Work to complete — Repeat the material below exactly, line for line.

Excerpted records —
'''
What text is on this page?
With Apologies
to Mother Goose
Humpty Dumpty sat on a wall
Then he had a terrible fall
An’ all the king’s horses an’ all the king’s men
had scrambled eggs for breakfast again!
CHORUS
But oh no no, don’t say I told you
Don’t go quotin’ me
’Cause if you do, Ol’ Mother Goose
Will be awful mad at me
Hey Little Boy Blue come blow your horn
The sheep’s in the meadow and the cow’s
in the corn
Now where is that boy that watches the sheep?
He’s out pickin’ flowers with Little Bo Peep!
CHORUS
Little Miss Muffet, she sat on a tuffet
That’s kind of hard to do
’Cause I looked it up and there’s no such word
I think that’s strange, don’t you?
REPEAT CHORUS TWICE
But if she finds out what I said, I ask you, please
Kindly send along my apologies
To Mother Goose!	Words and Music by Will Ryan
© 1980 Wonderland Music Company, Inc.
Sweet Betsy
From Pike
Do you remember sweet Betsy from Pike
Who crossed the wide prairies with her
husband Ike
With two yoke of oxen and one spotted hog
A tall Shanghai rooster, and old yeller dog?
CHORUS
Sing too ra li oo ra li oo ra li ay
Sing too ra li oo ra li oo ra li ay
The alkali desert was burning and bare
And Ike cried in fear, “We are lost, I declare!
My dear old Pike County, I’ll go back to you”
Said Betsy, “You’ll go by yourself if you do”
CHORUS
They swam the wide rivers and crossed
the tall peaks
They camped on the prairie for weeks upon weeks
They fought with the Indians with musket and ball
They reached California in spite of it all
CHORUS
'''
Solution to this problem —
What text is on this page?
With Apologies
to Mother Goose
Humpty Dumpty sat on a wall
Then he had a terrible fall
An’ all the king’s horses an’ all the king’s men
had scrambled eggs for breakfast again!
CHORUS
But oh no no, don’t say I told you
Don’t go quotin’ me
’Cause if you do, Ol’ Mother Goose
Will be awful mad at me
Hey Little Boy Blue come blow your horn
The sheep’s in the meadow and the cow’s
in the corn
Now where is that boy that watches the sheep?
He’s out pickin’ flowers with Little Bo Peep!
CHORUS
Little Miss Muffet, she sat on a tuffet
That’s kind of hard to do
’Cause I looked it up and there’s no such word
I think that’s strange, don’t you?
REPEAT CHORUS TWICE
But if she finds out what I said, I ask you, please
Kindly send along my apologies
To Mother Goose!	Words and Music by Will Ryan
© 1980 Wonderland Music Company, Inc.
Sweet Betsy
From Pike
Do you remember sweet Betsy from Pike
Who crossed the wide prairies with her
husband Ike
With two yoke of oxen and one spotted hog
A tall Shanghai rooster, and old yeller dog?
CHORUS
Sing too ra li oo ra li oo ra li ay
Sing too ra li oo ra li oo ra li ay
The alkali desert was burning and bare
And Ike cried in fear, “We are lost, I declare!
My dear old Pike County, I’ll go back to you”
Said Betsy, “You’ll go by yourself if you do”
CHORUS
They swam the wide rivers and crossed
the tall peaks
They camped on the prairie for weeks upon weeks
They fought with the Indians with musket and ball
They reached California in spite of it all
CHORUS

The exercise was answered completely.